Exercise text —

_ _ _ _ _

DaveBaumann said:
Now, rather than writing different code for DX7, PS1.0, PS1.1, PS1.4, OGL, OGL2, OGL + (insert extension here), you write it once, and let the compiler deal with the rest.
That sounds very much like whats trying to be achieved with OpenGL2.
Except that:
1) OGL is a hardware level API and is designed to match up closely with what the underlying hardware has to implement.
2) There is always a need for higher level abstractions, and OGL2 sounds like it is lower level than Stanford's real time shading language. Remember, we want Renderman Shader-style flexibility.
3) Even if OGL2.0 achieves what it sets out to do, and I hope they do, it doesn't help the developers who want target multiple APIs and multiple platforms NOW. How soon will there be *drivers* and *hardware* that implement the complete OGL2.0 functionality available for all vendors, and for Mac, PlayStation2, X-Box, GameCube, Linux, etc?
Many developers want to start writing complex shaders right now, but can't wait 2 years for OGL2.0 to mature. CG's higher level layering in the API stack means that you can write to its language/API now, and take advantage of both today's hardware and OGL2.0 when it becomes available.
4) DirectX is still a force to be reckoned with. What if you want to support a card that doesn't support OpenGL?
5) Would you argue that they move GLUT's functionality into the base OpenGL API? Would you advocate that everyone program in Assembly Language!?? You don't always want a monolithic API. What you want is a low level API that exposes *powerful* general purpose hardware and then higher level APIs that make it easy to code effects.
CG sounds very high level. If CG was called "OpenCG" and was a higher level code generation tool for generating OGL2.0 shaders, endorsed by OpenGL, I suspect this discussion over competiting APIs or duplicate functionality wouldn't exist, as people would see that it's just a developers tool, not a device driver API that talks directly to hardware.

_ _ _ _ _

Material shown —
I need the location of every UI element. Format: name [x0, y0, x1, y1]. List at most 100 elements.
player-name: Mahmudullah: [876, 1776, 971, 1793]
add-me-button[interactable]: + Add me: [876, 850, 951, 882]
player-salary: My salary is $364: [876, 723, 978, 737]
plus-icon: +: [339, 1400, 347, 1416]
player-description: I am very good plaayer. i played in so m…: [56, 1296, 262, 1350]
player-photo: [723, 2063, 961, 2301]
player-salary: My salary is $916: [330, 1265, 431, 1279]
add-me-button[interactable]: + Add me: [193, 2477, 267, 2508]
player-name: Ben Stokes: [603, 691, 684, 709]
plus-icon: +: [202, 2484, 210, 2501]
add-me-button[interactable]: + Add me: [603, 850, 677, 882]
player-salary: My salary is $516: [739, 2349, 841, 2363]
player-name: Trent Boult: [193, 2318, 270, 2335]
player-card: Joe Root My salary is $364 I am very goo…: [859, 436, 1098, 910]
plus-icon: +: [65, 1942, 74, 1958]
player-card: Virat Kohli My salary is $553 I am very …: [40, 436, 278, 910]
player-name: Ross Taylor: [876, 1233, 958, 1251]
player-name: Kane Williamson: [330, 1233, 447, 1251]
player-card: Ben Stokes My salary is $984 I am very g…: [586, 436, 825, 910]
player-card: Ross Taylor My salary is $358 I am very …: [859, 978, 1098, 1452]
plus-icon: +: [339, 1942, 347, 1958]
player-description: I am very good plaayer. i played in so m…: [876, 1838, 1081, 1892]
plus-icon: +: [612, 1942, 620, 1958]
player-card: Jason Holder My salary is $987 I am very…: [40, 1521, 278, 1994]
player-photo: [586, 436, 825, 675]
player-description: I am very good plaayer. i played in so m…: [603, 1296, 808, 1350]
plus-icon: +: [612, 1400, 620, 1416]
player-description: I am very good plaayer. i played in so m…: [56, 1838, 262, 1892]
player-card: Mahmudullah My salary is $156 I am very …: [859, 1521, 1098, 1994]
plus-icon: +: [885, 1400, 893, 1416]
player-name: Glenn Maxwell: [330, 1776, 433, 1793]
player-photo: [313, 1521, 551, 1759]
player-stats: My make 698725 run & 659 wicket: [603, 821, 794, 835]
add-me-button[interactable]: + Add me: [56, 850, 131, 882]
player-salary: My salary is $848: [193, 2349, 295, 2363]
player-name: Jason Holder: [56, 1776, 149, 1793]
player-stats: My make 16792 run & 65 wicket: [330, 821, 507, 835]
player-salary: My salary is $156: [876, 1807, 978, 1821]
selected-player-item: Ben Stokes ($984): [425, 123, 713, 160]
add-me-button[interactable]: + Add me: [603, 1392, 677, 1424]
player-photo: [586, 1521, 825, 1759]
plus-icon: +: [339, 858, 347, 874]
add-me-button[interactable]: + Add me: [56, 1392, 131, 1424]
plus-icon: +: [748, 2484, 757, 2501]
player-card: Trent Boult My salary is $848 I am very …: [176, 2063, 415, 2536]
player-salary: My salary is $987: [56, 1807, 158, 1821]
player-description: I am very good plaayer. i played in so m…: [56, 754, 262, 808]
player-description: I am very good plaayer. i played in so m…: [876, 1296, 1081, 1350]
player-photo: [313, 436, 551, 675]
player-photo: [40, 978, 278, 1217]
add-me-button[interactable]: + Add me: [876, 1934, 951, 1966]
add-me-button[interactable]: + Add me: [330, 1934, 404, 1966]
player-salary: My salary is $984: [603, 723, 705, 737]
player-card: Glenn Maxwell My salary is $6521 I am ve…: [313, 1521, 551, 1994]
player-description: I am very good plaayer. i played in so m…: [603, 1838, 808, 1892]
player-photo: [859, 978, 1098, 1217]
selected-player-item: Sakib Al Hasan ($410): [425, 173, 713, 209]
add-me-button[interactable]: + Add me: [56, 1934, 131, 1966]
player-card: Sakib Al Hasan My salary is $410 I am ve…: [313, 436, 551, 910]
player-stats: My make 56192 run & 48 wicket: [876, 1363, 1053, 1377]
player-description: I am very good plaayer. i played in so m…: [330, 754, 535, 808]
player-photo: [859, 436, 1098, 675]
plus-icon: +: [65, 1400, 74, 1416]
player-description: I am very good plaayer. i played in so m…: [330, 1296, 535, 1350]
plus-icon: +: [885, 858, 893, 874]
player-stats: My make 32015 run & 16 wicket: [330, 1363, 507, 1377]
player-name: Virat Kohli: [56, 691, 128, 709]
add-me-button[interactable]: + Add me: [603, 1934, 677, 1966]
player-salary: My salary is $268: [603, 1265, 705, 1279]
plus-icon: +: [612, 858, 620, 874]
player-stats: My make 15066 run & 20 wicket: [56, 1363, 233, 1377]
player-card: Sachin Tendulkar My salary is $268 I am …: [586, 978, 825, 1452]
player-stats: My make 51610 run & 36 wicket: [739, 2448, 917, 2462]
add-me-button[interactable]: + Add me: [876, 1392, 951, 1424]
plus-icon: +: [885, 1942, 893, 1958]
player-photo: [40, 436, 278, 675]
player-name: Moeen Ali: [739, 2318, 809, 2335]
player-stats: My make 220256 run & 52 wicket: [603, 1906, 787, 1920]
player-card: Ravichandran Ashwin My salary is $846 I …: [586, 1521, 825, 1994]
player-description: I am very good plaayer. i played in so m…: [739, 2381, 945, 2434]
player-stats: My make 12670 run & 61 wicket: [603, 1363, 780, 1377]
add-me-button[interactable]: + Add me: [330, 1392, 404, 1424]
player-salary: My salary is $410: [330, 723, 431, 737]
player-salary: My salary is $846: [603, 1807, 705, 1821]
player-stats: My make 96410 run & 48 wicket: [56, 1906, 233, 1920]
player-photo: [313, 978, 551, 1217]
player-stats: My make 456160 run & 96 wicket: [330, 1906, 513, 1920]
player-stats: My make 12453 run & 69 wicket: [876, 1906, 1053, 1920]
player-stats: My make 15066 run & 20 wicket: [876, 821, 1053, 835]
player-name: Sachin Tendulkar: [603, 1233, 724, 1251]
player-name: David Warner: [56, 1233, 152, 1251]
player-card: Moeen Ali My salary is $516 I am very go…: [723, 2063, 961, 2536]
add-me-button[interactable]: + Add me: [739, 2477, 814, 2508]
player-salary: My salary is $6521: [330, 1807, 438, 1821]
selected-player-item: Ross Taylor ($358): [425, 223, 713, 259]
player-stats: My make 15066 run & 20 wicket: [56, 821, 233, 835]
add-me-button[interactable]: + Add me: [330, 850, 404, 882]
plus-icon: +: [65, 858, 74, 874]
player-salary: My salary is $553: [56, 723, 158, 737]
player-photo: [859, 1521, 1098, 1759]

_ _ _ _ _

Task description —
According to the forum post, how long can many developers not wait for OGL2.0 to mature?

Reply —
Two years.